Find the line that contains "Read out every word on this page."; then retype it and each line after it, exactly, through the final line of the data below.

/---

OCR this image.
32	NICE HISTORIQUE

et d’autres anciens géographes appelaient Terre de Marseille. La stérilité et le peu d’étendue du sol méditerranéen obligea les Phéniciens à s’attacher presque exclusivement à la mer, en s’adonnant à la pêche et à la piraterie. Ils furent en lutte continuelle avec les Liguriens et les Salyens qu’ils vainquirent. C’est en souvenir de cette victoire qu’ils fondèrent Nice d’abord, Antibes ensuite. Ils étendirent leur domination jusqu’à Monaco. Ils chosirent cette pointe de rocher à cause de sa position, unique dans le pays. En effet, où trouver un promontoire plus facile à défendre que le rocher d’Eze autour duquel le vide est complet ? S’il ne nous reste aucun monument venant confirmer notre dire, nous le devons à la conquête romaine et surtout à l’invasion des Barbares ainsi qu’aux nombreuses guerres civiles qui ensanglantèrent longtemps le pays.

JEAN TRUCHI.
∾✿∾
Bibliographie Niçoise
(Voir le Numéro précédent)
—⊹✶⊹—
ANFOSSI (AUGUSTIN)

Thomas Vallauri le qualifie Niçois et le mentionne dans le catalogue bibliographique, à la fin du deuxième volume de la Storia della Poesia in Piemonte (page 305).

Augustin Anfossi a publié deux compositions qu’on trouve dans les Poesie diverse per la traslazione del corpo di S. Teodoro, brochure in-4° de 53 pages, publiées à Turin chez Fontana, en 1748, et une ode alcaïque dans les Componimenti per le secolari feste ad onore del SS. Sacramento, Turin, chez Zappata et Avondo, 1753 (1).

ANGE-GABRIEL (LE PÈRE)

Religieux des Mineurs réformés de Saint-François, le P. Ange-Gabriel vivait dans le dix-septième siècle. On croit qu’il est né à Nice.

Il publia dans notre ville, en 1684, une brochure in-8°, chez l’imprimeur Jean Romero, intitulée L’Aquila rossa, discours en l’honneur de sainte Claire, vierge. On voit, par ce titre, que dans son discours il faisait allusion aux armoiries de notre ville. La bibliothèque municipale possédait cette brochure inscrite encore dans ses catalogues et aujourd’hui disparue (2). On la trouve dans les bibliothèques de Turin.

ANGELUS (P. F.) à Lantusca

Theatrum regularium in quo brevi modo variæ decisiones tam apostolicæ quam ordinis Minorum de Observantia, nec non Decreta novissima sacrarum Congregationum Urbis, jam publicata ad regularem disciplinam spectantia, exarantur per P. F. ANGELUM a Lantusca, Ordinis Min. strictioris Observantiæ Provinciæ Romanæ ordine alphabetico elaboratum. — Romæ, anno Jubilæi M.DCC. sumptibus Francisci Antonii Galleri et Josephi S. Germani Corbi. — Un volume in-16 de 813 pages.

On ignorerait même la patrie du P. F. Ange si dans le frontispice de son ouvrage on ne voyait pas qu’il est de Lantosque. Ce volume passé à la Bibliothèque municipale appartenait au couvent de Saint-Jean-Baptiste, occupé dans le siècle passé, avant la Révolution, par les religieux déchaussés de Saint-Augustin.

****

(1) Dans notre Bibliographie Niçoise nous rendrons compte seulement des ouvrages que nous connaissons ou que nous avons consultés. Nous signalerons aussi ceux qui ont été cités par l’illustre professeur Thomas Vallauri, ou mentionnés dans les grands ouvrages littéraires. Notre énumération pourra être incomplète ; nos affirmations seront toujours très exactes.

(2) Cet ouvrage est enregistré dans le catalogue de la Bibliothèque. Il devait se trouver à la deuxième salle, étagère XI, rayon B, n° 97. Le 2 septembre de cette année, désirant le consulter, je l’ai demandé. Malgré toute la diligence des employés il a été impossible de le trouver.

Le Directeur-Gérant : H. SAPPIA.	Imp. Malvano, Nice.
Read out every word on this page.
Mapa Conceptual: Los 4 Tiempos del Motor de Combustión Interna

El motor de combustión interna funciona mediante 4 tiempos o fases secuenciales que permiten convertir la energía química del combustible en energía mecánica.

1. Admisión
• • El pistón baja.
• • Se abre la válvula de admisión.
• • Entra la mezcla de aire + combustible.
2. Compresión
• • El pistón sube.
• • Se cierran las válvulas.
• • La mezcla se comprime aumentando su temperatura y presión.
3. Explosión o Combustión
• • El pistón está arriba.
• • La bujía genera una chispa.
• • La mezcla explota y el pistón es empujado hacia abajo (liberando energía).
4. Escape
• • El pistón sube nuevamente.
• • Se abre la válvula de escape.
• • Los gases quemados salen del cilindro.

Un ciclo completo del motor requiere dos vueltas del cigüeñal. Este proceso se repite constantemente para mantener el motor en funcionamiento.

\---

Correct answer:
Read out every word on this page.
Mapa Conceptual: Los 4 Tiempos del Motor de Combustión Interna

El motor de combustión interna funciona mediante 4 tiempos o fases secuenciales que permiten convertir la energía química del combustible en energía mecánica.

1. Admisión
• • El pistón baja.
• • Se abre la válvula de admisión.
• • Entra la mezcla de aire + combustible.
2. Compresión
• • El pistón sube.
• • Se cierran las válvulas.
• • La mezcla se comprime aumentando su temperatura y presión.
3. Explosión o Combustión
• • El pistón está arriba.
• • La bujía genera una chispa.
• • La mezcla explota y el pistón es empujado hacia abajo (liberando energía).
4. Escape
• • El pistón sube nuevamente.
• • Se abre la válvula de escape.
• • Los gases quemados salen del cilindro.

Un ciclo completo del motor requiere dos vueltas del cigüeñal. Este proceso se repite constantemente para mantener el motor en funcionamiento.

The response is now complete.